Required work: Return a copy of every line in the records that includes the word "color".

Dataset records:
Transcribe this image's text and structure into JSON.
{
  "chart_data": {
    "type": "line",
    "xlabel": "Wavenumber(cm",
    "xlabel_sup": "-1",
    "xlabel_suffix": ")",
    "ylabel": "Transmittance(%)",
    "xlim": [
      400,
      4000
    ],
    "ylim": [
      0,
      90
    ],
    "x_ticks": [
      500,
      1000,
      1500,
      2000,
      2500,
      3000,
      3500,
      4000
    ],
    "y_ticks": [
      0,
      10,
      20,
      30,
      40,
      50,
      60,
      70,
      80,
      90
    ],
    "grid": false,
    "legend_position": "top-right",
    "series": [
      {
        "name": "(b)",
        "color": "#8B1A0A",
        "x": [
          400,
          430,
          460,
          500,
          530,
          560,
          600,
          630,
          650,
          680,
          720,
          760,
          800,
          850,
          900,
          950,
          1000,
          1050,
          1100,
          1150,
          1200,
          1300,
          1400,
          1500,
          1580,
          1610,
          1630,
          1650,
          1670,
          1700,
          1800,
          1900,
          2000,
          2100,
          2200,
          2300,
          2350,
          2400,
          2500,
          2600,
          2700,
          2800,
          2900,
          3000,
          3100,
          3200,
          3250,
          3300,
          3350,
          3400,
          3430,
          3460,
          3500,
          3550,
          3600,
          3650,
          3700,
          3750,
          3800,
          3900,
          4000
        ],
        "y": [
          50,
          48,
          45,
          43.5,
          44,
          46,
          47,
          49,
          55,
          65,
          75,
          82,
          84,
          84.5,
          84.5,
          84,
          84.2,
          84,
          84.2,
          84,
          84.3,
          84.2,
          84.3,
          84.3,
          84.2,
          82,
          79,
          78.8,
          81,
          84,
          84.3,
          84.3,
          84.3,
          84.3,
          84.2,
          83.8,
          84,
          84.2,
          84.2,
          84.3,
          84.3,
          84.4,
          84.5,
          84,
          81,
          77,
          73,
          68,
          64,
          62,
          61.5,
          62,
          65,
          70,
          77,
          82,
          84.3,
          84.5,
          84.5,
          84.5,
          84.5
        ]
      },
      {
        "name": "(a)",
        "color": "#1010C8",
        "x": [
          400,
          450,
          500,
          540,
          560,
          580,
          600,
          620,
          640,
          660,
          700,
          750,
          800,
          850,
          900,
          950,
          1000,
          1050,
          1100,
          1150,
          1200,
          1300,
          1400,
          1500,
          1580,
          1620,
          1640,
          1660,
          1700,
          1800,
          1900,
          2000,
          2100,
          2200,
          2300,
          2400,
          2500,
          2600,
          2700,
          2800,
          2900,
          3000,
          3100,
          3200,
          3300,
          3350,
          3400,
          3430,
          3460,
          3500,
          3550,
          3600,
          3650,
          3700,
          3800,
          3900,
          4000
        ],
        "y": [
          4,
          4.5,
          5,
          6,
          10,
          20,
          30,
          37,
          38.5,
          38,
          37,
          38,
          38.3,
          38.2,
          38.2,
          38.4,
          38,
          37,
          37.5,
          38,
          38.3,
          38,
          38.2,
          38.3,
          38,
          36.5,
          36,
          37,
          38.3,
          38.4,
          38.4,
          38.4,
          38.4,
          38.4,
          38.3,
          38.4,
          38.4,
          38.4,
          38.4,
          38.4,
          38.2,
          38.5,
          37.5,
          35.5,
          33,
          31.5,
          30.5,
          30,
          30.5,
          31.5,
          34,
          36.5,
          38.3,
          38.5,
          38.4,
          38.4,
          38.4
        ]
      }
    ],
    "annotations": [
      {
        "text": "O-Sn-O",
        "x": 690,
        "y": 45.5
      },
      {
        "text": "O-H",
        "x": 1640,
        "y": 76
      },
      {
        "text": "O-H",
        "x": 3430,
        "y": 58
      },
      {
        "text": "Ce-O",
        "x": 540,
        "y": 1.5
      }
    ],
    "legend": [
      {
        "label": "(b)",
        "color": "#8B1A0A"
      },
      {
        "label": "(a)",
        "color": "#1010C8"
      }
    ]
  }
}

Result of this exercise:
        "color": "#8B1A0A",
        "color": "#1010C8",
        "color": "#8B1A0A"
        "color": "#1010C8"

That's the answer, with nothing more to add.